[WRITTEN EXERCISE]
Transcribe the material in full, exactly as written.

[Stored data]
--------------------

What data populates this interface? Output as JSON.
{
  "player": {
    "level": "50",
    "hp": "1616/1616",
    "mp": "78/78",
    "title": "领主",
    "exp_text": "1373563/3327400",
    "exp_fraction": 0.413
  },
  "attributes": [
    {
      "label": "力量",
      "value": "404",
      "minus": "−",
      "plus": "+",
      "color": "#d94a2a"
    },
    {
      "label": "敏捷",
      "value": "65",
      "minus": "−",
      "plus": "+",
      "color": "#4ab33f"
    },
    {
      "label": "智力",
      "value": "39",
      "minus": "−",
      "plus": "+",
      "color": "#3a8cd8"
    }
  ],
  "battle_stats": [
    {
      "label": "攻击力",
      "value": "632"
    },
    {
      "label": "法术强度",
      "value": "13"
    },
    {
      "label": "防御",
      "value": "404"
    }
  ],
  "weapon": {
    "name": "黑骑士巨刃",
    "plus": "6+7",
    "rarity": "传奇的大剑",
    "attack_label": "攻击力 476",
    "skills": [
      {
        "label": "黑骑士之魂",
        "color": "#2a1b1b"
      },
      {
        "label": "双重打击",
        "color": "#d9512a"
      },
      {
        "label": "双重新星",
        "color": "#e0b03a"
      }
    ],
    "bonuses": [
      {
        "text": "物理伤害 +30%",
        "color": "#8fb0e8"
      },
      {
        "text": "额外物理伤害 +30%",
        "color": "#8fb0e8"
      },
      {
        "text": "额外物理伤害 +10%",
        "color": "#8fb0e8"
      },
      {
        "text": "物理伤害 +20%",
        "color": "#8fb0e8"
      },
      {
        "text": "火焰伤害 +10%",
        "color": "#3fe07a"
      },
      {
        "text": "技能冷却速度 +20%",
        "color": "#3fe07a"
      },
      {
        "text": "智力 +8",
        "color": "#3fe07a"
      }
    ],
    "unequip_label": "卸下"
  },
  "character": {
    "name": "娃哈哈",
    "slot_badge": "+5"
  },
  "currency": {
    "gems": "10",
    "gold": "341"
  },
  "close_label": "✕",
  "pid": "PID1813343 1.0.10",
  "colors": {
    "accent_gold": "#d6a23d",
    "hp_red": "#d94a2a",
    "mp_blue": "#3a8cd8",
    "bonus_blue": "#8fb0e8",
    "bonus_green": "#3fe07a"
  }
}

--------------------

[EXERCISE RESPONSE]
What data populates this interface? Output as JSON.
{
  "player": {
    "level": "50",
    "hp": "1616/1616",
    "mp": "78/78",
    "title": "领主",
    "exp_text": "1373563/3327400",
    "exp_fraction": 0.413
  },
  "attributes": [
    {
      "label": "力量",
      "value": "404",
      "minus": "−",
      "plus": "+",
      "color": "#d94a2a"
    },
    {
      "label": "敏捷",
      "value": "65",
      "minus": "−",
      "plus": "+",
      "color": "#4ab33f"
    },
    {
      "label": "智力",
      "value": "39",
      "minus": "−",
      "plus": "+",
      "color": "#3a8cd8"
    }
  ],
  "battle_stats": [
    {
      "label": "攻击力",
      "value": "632"
    },
    {
      "label": "法术强度",
      "value": "13"
    },
    {
      "label": "防御",
      "value": "404"
    }
  ],
  "weapon": {
    "name": "黑骑士巨刃",
    "plus": "6+7",
    "rarity": "传奇的大剑",
    "attack_label": "攻击力 476",
    "skills": [
      {
        "label": "黑骑士之魂",
        "color": "#2a1b1b"
      },
      {
        "label": "双重打击",
        "color": "#d9512a"
      },
      {
        "label": "双重新星",
        "color": "#e0b03a"
      }
    ],
    "bonuses": [
      {
        "text": "物理伤害 +30%",
        "color": "#8fb0e8"
      },
      {
        "text": "额外物理伤害 +30%",
        "color": "#8fb0e8"
      },
      {
        "text": "额外物理伤害 +10%",
        "color": "#8fb0e8"
      },
      {
        "text": "物理伤害 +20%",
        "color": "#8fb0e8"
      },
      {
        "text": "火焰伤害 +10%",
        "color": "#3fe07a"
      },
      {
        "text": "技能冷却速度 +20%",
        "color": "#3fe07a"
      },
      {
        "text": "智力 +8",
        "color": "#3fe07a"
      }
    ],
    "unequip_label": "卸下"
  },
  "character": {
    "name": "娃哈哈",
    "slot_badge": "+5"
  },
  "currency": {
    "gems": "10",
    "gold": "341"
  },
  "close_label": "✕",
  "pid": "PID1813343 1.0.10",
  "colors": {
    "accent_gold": "#d6a23d",
    "hp_red": "#d94a2a",
    "mp_blue": "#3a8cd8",
    "bonus_blue": "#8fb0e8",
    "bonus_green": "#3fe07a"
  }
}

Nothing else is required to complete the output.